### [Your task]
Identify the lines holding "xlabel" and copy them.

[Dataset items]
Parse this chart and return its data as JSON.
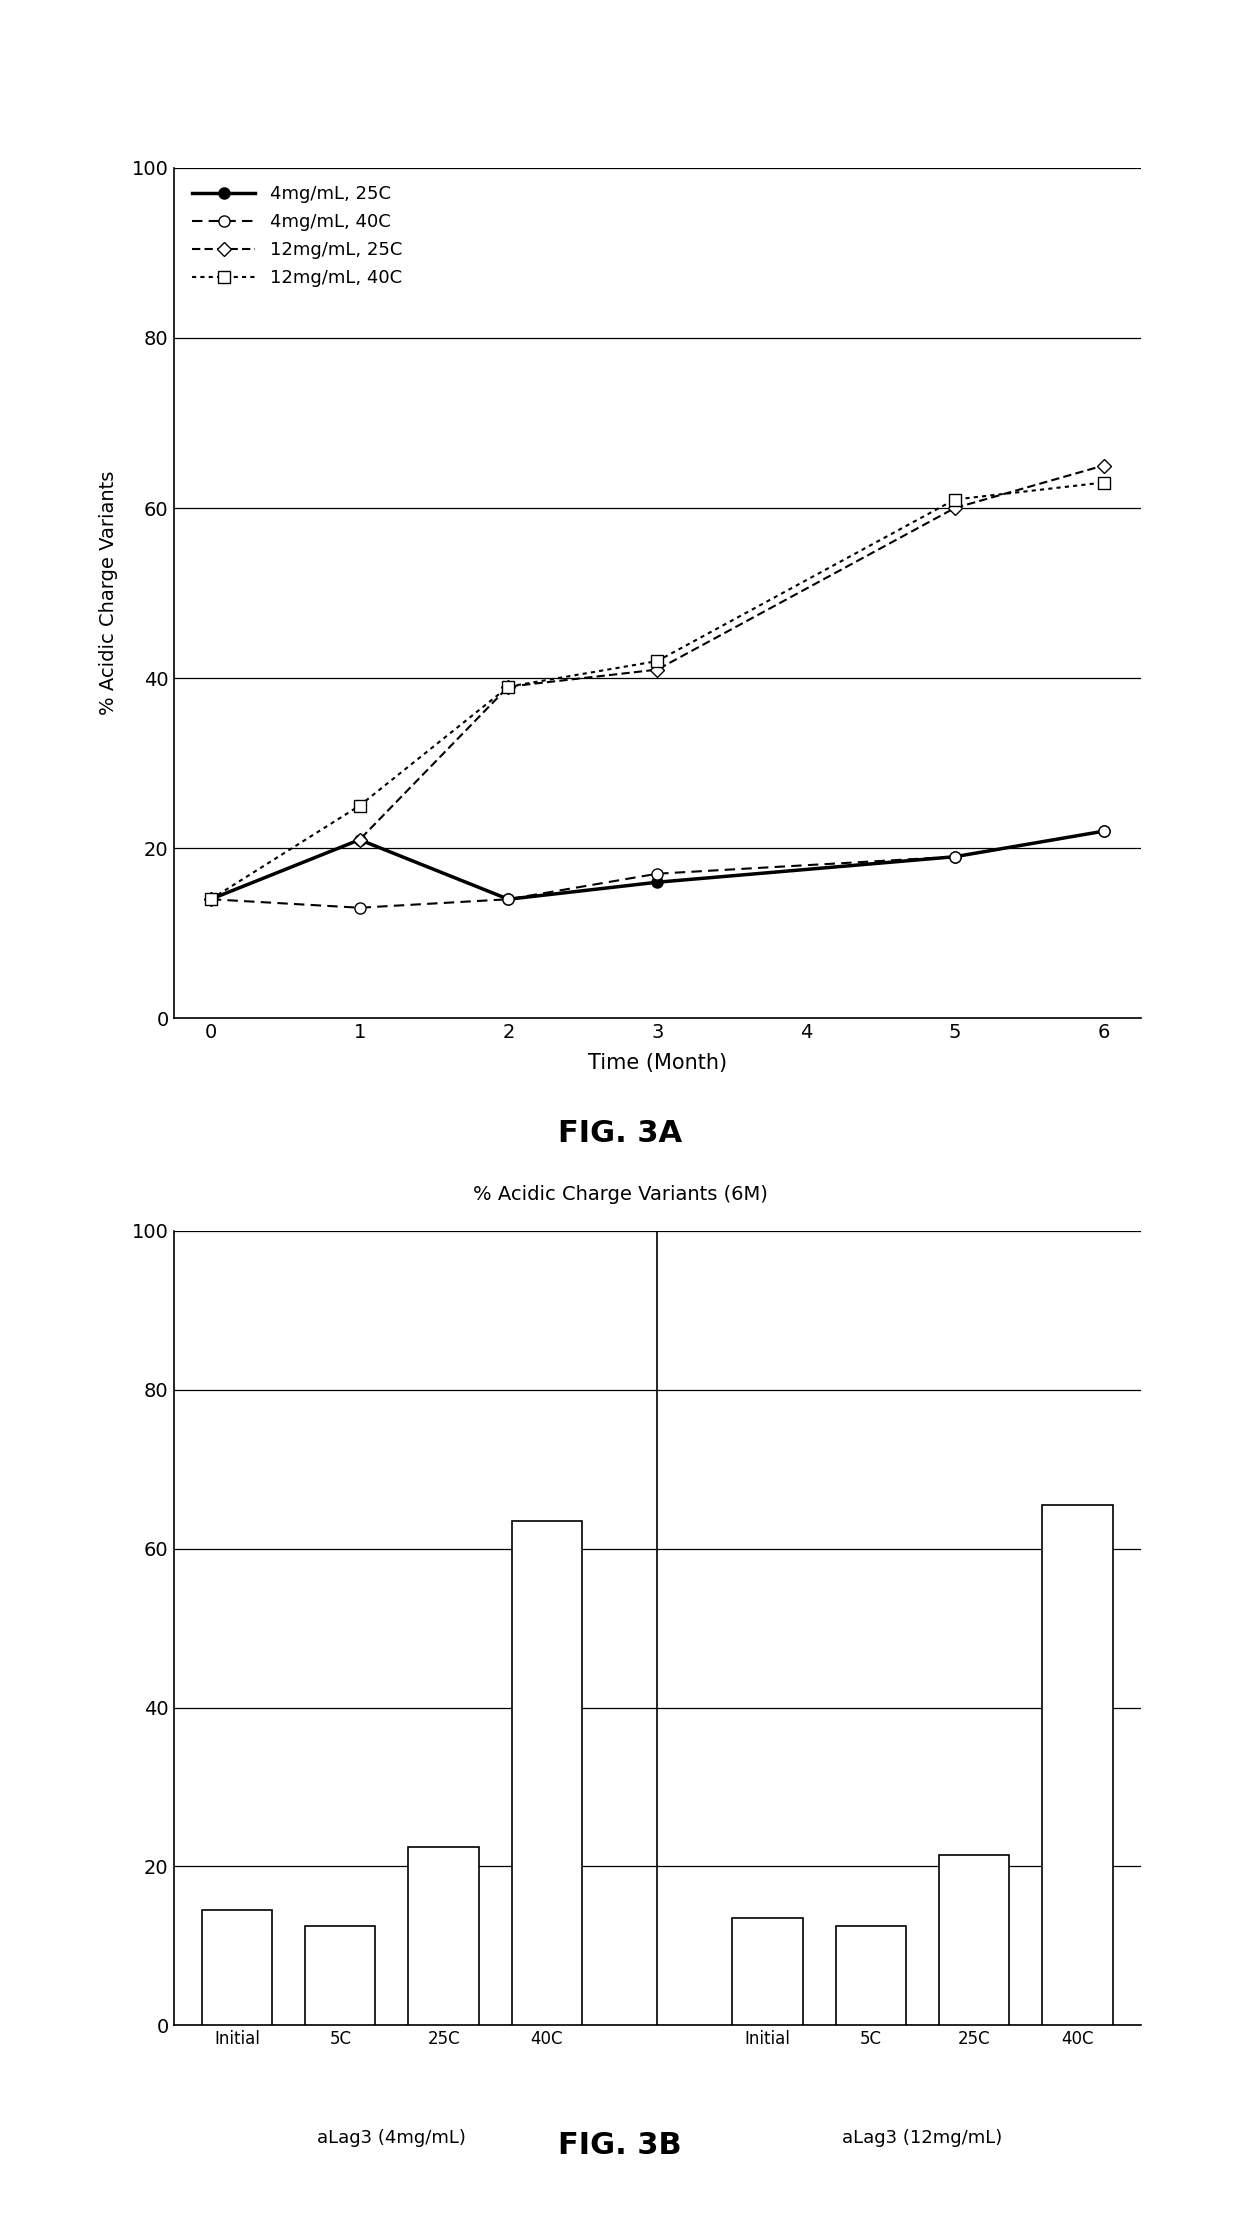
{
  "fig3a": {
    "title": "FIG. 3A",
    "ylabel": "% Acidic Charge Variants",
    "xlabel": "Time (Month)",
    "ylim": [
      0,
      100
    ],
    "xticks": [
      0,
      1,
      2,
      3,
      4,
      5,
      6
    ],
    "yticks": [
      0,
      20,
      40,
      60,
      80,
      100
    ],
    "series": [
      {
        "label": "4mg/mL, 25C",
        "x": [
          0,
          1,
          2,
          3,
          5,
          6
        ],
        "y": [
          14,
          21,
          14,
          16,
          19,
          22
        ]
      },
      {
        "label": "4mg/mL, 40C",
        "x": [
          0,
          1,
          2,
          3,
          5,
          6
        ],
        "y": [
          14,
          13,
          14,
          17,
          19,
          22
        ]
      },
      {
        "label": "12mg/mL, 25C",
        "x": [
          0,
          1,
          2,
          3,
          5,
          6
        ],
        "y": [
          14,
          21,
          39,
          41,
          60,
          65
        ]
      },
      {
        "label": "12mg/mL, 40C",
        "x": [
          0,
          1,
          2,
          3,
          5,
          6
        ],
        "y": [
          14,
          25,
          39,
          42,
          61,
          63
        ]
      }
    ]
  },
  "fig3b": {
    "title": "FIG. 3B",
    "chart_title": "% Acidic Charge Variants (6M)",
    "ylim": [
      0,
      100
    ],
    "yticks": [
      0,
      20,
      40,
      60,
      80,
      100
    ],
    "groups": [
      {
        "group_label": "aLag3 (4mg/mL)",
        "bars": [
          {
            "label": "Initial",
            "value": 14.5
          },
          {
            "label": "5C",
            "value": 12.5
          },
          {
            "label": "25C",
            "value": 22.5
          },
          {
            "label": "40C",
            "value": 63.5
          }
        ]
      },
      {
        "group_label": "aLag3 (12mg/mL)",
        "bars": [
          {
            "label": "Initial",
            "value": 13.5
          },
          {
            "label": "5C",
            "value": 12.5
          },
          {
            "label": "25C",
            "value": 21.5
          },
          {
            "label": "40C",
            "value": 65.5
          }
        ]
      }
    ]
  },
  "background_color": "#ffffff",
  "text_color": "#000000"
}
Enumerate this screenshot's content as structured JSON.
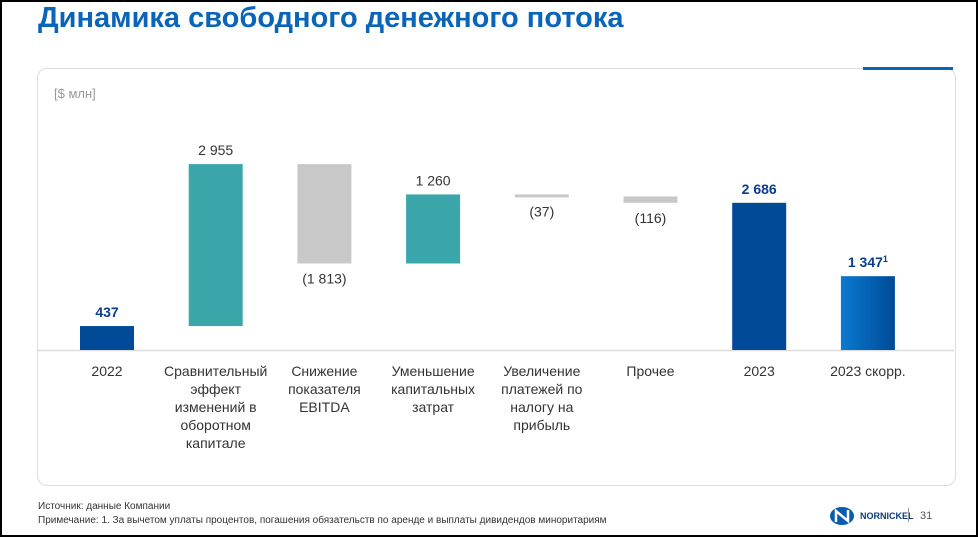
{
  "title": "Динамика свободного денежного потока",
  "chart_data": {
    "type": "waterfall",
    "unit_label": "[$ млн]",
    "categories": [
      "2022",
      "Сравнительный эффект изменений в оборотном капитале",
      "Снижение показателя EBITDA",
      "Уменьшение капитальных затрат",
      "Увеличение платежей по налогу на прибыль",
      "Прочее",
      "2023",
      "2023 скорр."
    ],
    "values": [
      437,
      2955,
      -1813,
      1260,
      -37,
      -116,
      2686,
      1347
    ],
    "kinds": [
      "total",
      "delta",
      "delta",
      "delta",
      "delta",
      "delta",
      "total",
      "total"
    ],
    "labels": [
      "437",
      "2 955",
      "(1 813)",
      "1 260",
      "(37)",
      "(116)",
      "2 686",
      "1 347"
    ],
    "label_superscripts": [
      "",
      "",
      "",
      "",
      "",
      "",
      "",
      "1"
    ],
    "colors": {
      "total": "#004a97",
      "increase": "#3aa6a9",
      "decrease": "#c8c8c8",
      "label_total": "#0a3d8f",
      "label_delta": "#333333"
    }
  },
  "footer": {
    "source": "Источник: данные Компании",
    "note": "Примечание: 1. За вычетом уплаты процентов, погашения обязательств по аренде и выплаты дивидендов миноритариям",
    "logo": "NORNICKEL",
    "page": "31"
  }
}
* * *
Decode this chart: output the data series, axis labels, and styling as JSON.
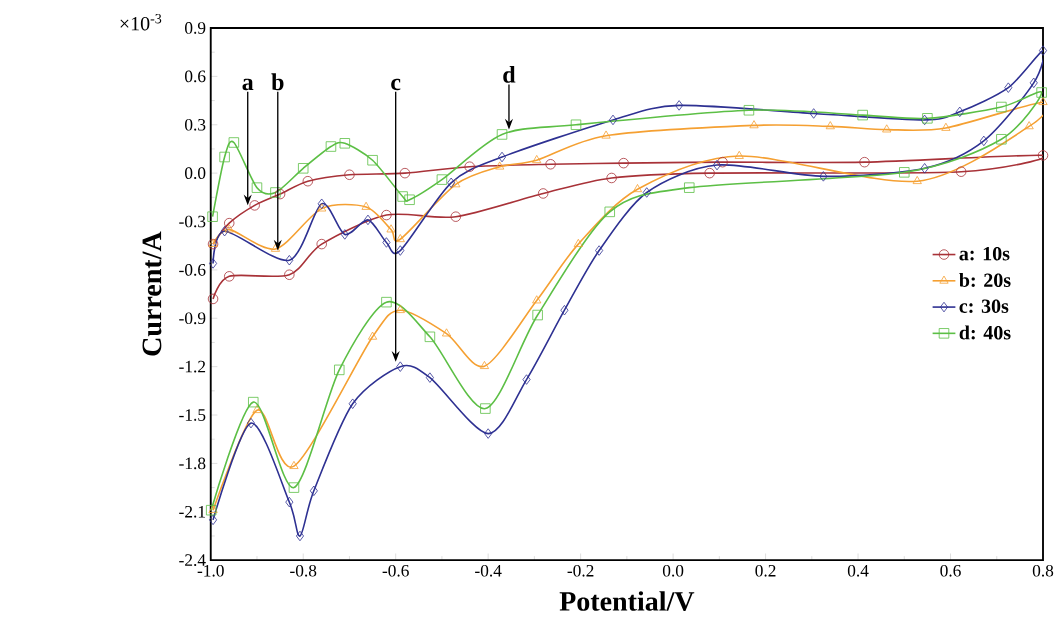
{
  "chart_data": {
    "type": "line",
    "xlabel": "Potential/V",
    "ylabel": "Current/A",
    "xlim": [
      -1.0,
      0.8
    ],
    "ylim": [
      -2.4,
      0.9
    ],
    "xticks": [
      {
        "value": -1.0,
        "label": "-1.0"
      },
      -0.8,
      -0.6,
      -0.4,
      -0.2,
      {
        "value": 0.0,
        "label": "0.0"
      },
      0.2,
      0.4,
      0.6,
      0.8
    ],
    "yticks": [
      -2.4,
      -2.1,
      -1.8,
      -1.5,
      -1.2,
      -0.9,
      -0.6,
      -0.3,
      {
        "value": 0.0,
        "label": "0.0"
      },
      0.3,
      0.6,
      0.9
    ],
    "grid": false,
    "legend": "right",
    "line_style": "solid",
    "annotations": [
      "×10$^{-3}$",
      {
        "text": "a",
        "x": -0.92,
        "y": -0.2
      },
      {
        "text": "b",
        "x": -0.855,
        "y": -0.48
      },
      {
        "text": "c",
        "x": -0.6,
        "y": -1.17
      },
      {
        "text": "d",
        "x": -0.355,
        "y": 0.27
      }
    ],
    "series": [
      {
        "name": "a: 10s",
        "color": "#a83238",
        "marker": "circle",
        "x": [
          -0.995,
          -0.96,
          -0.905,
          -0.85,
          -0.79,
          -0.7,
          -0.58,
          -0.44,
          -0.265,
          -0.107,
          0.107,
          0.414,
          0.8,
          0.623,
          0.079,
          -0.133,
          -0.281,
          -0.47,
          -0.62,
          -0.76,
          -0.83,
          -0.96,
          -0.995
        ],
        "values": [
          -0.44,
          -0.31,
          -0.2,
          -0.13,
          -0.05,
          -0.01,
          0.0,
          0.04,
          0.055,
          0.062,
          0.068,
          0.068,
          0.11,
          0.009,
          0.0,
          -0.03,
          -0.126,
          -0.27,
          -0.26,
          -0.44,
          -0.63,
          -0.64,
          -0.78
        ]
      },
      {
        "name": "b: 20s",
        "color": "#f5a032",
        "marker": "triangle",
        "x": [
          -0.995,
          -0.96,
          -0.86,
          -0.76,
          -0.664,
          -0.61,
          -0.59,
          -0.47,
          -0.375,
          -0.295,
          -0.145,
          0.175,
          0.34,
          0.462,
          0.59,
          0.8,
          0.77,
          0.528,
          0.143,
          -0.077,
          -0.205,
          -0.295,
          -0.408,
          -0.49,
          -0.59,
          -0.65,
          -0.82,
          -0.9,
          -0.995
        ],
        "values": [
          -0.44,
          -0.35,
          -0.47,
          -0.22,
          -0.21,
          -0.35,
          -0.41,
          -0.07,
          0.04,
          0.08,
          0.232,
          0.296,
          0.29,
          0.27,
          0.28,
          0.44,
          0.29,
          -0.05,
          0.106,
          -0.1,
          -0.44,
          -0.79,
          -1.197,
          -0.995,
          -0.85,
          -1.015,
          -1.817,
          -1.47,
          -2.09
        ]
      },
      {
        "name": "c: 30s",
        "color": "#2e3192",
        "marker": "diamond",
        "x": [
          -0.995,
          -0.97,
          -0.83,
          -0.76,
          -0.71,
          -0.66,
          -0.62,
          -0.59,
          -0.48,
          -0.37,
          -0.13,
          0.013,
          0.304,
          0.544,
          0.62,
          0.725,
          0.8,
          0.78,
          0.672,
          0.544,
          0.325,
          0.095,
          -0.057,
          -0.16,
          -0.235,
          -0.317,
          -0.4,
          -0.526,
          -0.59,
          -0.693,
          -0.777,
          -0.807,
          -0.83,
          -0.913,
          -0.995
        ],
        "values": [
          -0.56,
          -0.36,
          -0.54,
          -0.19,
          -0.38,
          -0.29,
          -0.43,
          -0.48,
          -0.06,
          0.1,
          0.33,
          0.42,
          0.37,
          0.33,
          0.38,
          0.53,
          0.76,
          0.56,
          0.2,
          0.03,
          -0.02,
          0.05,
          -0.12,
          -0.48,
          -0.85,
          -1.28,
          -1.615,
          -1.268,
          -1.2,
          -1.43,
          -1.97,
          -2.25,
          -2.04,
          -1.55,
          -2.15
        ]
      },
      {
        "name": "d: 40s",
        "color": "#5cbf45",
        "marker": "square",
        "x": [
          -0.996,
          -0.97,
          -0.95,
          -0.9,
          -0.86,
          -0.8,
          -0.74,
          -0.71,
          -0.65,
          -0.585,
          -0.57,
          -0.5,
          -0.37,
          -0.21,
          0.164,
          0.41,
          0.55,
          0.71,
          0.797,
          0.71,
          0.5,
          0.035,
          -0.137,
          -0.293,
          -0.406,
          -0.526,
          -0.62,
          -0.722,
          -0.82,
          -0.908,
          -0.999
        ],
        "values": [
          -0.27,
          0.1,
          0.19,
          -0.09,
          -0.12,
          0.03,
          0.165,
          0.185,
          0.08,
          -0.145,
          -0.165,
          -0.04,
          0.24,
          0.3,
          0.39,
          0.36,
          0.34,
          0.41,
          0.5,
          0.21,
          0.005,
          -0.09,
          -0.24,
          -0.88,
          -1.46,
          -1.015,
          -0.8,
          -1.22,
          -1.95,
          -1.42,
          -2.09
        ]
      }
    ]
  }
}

### [Answer to this problem]
    "xlabel": "Time (Month)",
    "xlabel": "Potential/V",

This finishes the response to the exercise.